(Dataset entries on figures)
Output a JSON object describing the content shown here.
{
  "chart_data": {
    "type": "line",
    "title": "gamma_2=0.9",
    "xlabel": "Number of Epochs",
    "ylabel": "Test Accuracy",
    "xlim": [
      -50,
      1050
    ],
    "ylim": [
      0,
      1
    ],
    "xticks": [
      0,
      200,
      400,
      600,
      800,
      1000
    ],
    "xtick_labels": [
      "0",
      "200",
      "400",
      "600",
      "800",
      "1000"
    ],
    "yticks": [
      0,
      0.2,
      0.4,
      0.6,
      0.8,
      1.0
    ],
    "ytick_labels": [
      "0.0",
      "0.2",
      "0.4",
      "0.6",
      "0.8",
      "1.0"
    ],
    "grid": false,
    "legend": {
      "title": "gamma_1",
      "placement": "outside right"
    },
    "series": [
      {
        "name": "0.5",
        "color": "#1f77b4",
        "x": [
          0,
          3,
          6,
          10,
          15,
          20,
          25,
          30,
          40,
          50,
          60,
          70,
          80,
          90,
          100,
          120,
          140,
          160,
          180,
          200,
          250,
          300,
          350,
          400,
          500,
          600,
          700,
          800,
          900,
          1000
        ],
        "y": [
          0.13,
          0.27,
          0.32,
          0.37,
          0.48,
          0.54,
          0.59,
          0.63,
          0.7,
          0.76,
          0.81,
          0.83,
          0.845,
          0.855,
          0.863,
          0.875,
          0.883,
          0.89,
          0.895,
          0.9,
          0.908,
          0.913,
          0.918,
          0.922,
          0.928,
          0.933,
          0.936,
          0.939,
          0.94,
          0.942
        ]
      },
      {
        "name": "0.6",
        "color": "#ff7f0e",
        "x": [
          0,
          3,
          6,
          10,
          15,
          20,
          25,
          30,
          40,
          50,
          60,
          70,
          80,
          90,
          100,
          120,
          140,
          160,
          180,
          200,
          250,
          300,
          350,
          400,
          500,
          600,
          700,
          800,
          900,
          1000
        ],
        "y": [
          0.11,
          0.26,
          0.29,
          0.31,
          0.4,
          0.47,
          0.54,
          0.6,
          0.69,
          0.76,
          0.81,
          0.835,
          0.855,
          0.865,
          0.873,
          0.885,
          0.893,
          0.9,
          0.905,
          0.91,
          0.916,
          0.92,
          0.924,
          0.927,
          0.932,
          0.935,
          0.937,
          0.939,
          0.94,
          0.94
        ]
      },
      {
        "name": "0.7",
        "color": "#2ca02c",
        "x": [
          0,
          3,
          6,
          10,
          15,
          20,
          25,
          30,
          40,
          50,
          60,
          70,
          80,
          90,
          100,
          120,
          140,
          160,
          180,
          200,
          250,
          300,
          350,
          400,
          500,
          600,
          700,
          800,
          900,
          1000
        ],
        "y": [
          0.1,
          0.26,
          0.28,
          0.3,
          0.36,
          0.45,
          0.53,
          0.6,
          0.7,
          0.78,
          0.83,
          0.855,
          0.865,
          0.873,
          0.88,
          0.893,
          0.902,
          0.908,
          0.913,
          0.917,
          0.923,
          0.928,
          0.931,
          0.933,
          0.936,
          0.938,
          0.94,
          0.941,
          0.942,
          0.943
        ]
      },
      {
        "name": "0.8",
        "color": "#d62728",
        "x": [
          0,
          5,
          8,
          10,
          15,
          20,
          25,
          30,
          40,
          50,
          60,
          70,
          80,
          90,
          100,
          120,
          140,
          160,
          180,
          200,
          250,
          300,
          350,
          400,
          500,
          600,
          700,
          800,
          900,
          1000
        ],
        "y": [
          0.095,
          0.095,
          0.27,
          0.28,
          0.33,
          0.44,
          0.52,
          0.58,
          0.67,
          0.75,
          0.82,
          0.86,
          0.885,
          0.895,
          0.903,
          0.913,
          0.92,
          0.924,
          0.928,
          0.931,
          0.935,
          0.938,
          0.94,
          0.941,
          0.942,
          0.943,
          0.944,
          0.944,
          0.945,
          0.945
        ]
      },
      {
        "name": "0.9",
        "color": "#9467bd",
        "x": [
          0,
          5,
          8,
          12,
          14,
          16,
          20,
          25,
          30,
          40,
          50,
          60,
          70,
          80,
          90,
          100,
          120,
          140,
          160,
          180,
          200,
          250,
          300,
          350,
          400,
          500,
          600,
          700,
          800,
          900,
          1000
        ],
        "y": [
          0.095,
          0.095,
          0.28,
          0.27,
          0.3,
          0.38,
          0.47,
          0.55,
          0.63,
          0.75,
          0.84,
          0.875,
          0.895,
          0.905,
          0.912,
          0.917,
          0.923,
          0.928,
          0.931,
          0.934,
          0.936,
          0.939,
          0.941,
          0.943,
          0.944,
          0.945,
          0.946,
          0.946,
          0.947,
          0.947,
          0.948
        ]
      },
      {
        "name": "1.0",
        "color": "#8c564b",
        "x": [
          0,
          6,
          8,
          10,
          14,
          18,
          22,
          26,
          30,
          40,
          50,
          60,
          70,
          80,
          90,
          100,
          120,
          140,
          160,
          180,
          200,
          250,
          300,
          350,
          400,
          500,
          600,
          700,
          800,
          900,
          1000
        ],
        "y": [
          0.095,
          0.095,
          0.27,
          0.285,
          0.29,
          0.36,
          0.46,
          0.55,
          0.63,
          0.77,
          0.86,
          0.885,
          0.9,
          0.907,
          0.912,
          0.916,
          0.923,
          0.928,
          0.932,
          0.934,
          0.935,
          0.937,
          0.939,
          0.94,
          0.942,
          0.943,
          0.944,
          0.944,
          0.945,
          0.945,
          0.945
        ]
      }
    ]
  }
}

## GIVEN TASK
Repeat the records above exactly, leaving none out.

## FULL OUTPUT
Output a JSON object describing the content shown here.
{
  "chart_data": {
    "type": "line",
    "title": "gamma_2=0.9",
    "xlabel": "Number of Epochs",
    "ylabel": "Test Accuracy",
    "xlim": [
      -50,
      1050
    ],
    "ylim": [
      0,
      1
    ],
    "xticks": [
      0,
      200,
      400,
      600,
      800,
      1000
    ],
    "xtick_labels": [
      "0",
      "200",
      "400",
      "600",
      "800",
      "1000"
    ],
    "yticks": [
      0,
      0.2,
      0.4,
      0.6,
      0.8,
      1.0
    ],
    "ytick_labels": [
      "0.0",
      "0.2",
      "0.4",
      "0.6",
      "0.8",
      "1.0"
    ],
    "grid": false,
    "legend": {
      "title": "gamma_1",
      "placement": "outside right"
    },
    "series": [
      {
        "name": "0.5",
        "color": "#1f77b4",
        "x": [
          0,
          3,
          6,
          10,
          15,
          20,
          25,
          30,
          40,
          50,
          60,
          70,
          80,
          90,
          100,
          120,
          140,
          160,
          180,
          200,
          250,
          300,
          350,
          400,
          500,
          600,
          700,
          800,
          900,
          1000
        ],
        "y": [
          0.13,
          0.27,
          0.32,
          0.37,
          0.48,
          0.54,
          0.59,
          0.63,
          0.7,
          0.76,
          0.81,
          0.83,
          0.845,
          0.855,
          0.863,
          0.875,
          0.883,
          0.89,
          0.895,
          0.9,
          0.908,
          0.913,
          0.918,
          0.922,
          0.928,
          0.933,
          0.936,
          0.939,
          0.94,
          0.942
        ]
      },
      {
        "name": "0.6",
        "color": "#ff7f0e",
        "x": [
          0,
          3,
          6,
          10,
          15,
          20,
          25,
          30,
          40,
          50,
          60,
          70,
          80,
          90,
          100,
          120,
          140,
          160,
          180,
          200,
          250,
          300,
          350,
          400,
          500,
          600,
          700,
          800,
          900,
          1000
        ],
        "y": [
          0.11,
          0.26,
          0.29,
          0.31,
          0.4,
          0.47,
          0.54,
          0.6,
          0.69,
          0.76,
          0.81,
          0.835,
          0.855,
          0.865,
          0.873,
          0.885,
          0.893,
          0.9,
          0.905,
          0.91,
          0.916,
          0.92,
          0.924,
          0.927,
          0.932,
          0.935,
          0.937,
          0.939,
          0.94,
          0.94
        ]
      },
      {
        "name": "0.7",
        "color": "#2ca02c",
        "x": [
          0,
          3,
          6,
          10,
          15,
          20,
          25,
          30,
          40,
          50,
          60,
          70,
          80,
          90,
          100,
          120,
          140,
          160,
          180,
          200,
          250,
          300,
          350,
          400,
          500,
          600,
          700,
          800,
          900,
          1000
        ],
        "y": [
          0.1,
          0.26,
          0.28,
          0.3,
          0.36,
          0.45,
          0.53,
          0.6,
          0.7,
          0.78,
          0.83,
          0.855,
          0.865,
          0.873,
          0.88,
          0.893,
          0.902,
          0.908,
          0.913,
          0.917,
          0.923,
          0.928,
          0.931,
          0.933,
          0.936,
          0.938,
          0.94,
          0.941,
          0.942,
          0.943
        ]
      },
      {
        "name": "0.8",
        "color": "#d62728",
        "x": [
          0,
          5,
          8,
          10,
          15,
          20,
          25,
          30,
          40,
          50,
          60,
          70,
          80,
          90,
          100,
          120,
          140,
          160,
          180,
          200,
          250,
          300,
          350,
          400,
          500,
          600,
          700,
          800,
          900,
          1000
        ],
        "y": [
          0.095,
          0.095,
          0.27,
          0.28,
          0.33,
          0.44,
          0.52,
          0.58,
          0.67,
          0.75,
          0.82,
          0.86,
          0.885,
          0.895,
          0.903,
          0.913,
          0.92,
          0.924,
          0.928,
          0.931,
          0.935,
          0.938,
          0.94,
          0.941,
          0.942,
          0.943,
          0.944,
          0.944,
          0.945,
          0.945
        ]
      },
      {
        "name": "0.9",
        "color": "#9467bd",
        "x": [
          0,
          5,
          8,
          12,
          14,
          16,
          20,
          25,
          30,
          40,
          50,
          60,
          70,
          80,
          90,
          100,
          120,
          140,
          160,
          180,
          200,
          250,
          300,
          350,
          400,
          500,
          600,
          700,
          800,
          900,
          1000
        ],
        "y": [
          0.095,
          0.095,
          0.28,
          0.27,
          0.3,
          0.38,
          0.47,
          0.55,
          0.63,
          0.75,
          0.84,
          0.875,
          0.895,
          0.905,
          0.912,
          0.917,
          0.923,
          0.928,
          0.931,
          0.934,
          0.936,
          0.939,
          0.941,
          0.943,
          0.944,
          0.945,
          0.946,
          0.946,
          0.947,
          0.947,
          0.948
        ]
      },
      {
        "name": "1.0",
        "color": "#8c564b",
        "x": [
          0,
          6,
          8,
          10,
          14,
          18,
          22,
          26,
          30,
          40,
          50,
          60,
          70,
          80,
          90,
          100,
          120,
          140,
          160,
          180,
          200,
          250,
          300,
          350,
          400,
          500,
          600,
          700,
          800,
          900,
          1000
        ],
        "y": [
          0.095,
          0.095,
          0.27,
          0.285,
          0.29,
          0.36,
          0.46,
          0.55,
          0.63,
          0.77,
          0.86,
          0.885,
          0.9,
          0.907,
          0.912,
          0.916,
          0.923,
          0.928,
          0.932,
          0.934,
          0.935,
          0.937,
          0.939,
          0.94,
          0.942,
          0.943,
          0.944,
          0.944,
          0.945,
          0.945,
          0.945
        ]
      }
    ]
  }
}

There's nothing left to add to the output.